____ EXCERPTED RECORDS

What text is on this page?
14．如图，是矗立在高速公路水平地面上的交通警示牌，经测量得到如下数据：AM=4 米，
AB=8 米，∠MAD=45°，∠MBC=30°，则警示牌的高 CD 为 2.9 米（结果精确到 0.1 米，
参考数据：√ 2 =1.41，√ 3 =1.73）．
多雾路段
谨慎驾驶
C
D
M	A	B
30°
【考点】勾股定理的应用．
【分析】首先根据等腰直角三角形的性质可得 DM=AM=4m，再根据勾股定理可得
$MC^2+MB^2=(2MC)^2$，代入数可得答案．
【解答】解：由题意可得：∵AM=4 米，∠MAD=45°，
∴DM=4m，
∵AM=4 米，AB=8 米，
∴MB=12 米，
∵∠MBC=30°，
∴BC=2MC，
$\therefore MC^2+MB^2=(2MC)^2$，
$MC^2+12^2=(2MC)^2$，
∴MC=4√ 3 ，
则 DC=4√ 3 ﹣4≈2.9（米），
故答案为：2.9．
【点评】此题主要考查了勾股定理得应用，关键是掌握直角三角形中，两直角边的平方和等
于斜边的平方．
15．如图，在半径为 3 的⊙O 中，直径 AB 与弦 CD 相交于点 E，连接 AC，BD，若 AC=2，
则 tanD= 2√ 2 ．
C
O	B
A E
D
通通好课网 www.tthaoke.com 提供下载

________

• TO DO
Type the material above out again, exactly.

• SOLUTION FOR THIS EXERCISE
What text is on this page?
14．如图，是矗立在高速公路水平地面上的交通警示牌，经测量得到如下数据：AM=4 米，
AB=8 米，∠MAD=45°，∠MBC=30°，则警示牌的高 CD 为 2.9 米（结果精确到 0.1 米，
参考数据：√ 2 =1.41，√ 3 =1.73）．
多雾路段
谨慎驾驶
C
D
M	A	B
30°
【考点】勾股定理的应用．
【分析】首先根据等腰直角三角形的性质可得 DM=AM=4m，再根据勾股定理可得
$MC^2+MB^2=(2MC)^2$，代入数可得答案．
【解答】解：由题意可得：∵AM=4 米，∠MAD=45°，
∴DM=4m，
∵AM=4 米，AB=8 米，
∴MB=12 米，
∵∠MBC=30°，
∴BC=2MC，
$\therefore MC^2+MB^2=(2MC)^2$，
$MC^2+12^2=(2MC)^2$，
∴MC=4√ 3 ，
则 DC=4√ 3 ﹣4≈2.9（米），
故答案为：2.9．
【点评】此题主要考查了勾股定理得应用，关键是掌握直角三角形中，两直角边的平方和等
于斜边的平方．
15．如图，在半径为 3 的⊙O 中，直径 AB 与弦 CD 相交于点 E，连接 AC，BD，若 AC=2，
则 tanD= 2√ 2 ．
C
O	B
A E
D
通通好课网 www.tthaoke.com 提供下载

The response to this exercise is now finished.